Search the records below for the word "Sockel". Pull out each line that has it.

______

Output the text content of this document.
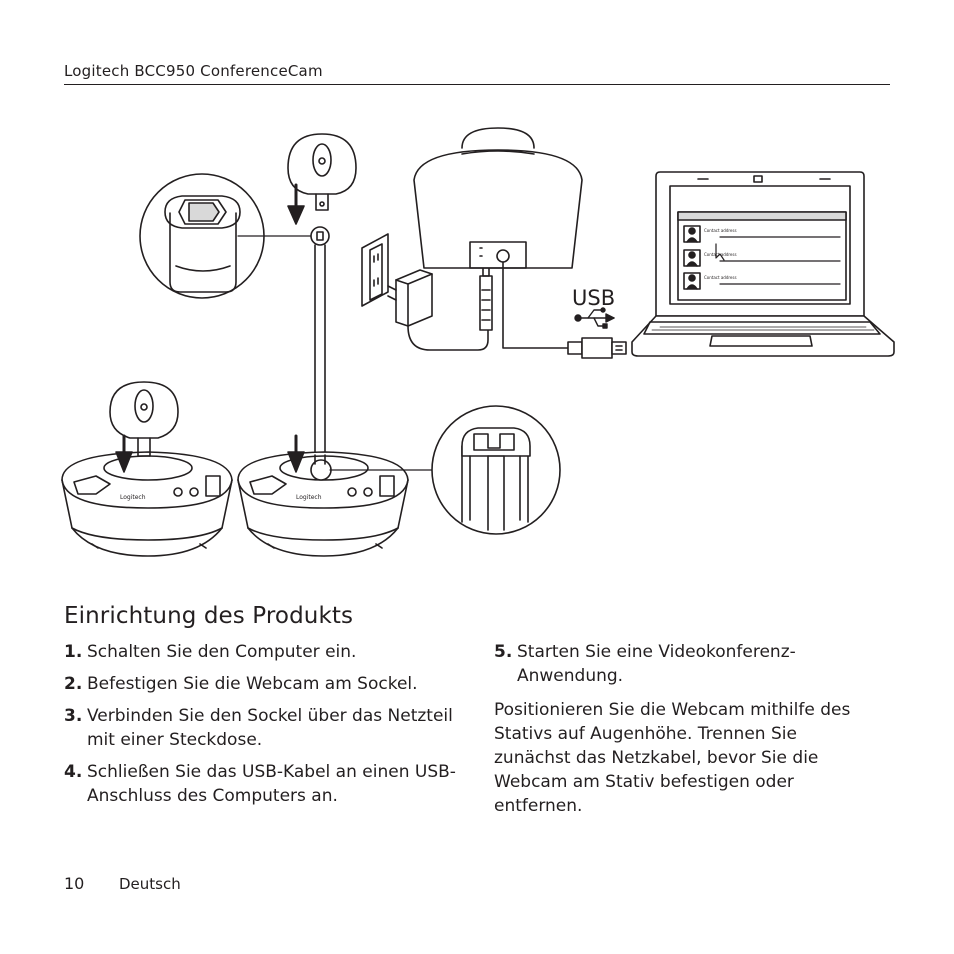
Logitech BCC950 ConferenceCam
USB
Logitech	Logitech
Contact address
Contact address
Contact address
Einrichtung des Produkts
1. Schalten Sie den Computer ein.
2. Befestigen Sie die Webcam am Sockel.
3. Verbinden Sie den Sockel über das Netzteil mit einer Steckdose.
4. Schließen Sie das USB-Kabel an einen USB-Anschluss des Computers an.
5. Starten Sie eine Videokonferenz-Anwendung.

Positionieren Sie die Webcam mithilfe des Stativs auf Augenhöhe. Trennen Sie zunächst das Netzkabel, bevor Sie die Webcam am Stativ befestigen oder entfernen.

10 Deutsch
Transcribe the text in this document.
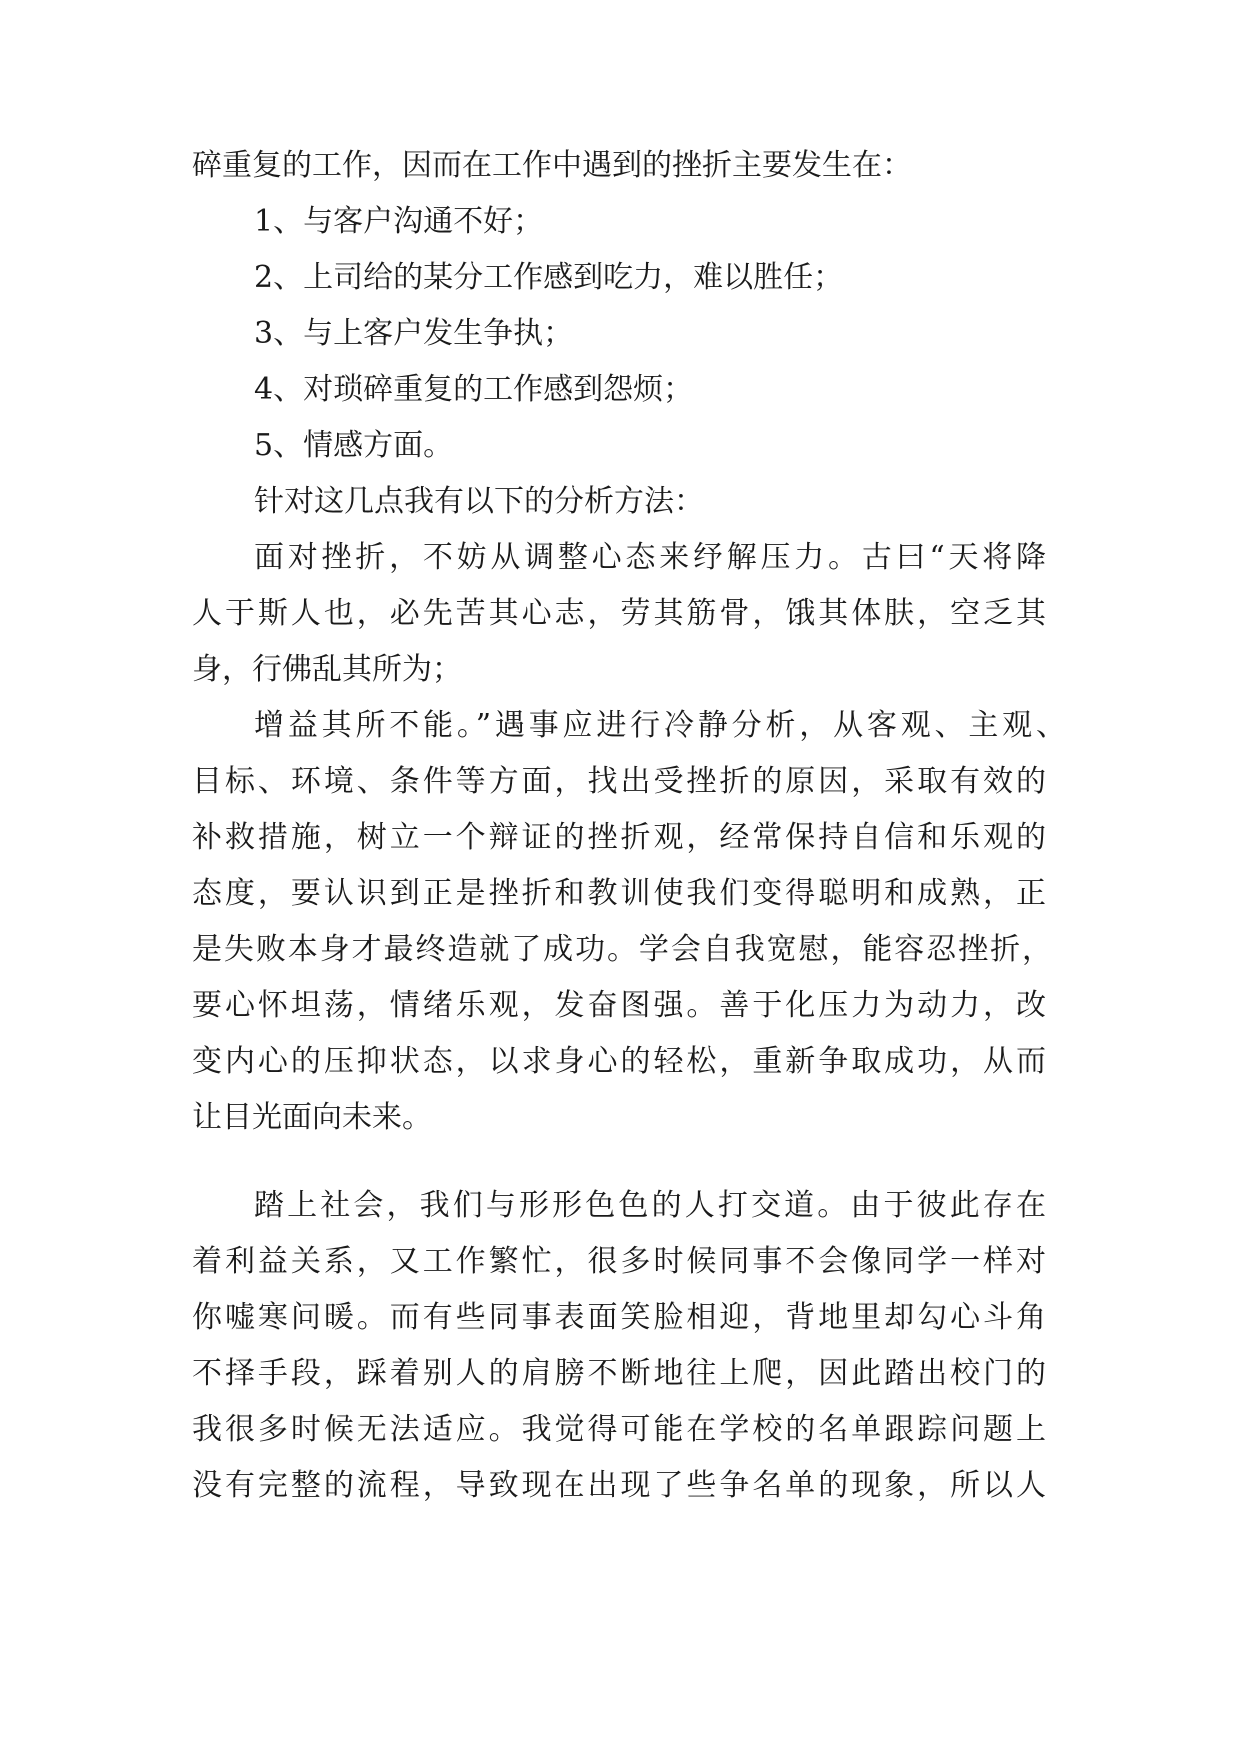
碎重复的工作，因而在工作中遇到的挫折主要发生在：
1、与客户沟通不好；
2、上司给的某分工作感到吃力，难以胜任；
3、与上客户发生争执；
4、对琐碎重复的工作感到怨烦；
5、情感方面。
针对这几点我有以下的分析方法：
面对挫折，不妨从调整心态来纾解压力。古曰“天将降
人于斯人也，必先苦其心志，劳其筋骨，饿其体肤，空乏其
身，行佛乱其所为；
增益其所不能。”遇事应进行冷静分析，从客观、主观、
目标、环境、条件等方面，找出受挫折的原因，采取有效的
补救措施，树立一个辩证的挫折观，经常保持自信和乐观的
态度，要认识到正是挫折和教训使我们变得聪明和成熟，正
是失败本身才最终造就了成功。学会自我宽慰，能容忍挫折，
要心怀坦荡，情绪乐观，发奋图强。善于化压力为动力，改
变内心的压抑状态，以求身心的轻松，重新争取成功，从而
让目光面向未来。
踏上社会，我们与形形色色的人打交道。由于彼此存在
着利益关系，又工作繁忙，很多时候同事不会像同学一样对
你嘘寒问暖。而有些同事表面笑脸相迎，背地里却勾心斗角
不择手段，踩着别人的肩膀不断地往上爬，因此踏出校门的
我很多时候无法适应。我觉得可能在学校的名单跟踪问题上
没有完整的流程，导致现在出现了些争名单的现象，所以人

______

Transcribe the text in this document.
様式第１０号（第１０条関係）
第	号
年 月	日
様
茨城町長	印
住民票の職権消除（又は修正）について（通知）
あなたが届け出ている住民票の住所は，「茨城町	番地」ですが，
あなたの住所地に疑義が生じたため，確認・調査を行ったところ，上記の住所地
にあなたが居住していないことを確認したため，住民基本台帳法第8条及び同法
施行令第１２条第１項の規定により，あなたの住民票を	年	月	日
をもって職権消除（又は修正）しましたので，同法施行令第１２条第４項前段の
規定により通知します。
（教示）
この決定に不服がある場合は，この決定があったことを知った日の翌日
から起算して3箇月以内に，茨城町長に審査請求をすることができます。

______

» **Result for this exercise**
2. Befestigen Sie die Webcam am Sockel.
3. Verbinden Sie den Sockel über das Netzteil mit einer Steckdose.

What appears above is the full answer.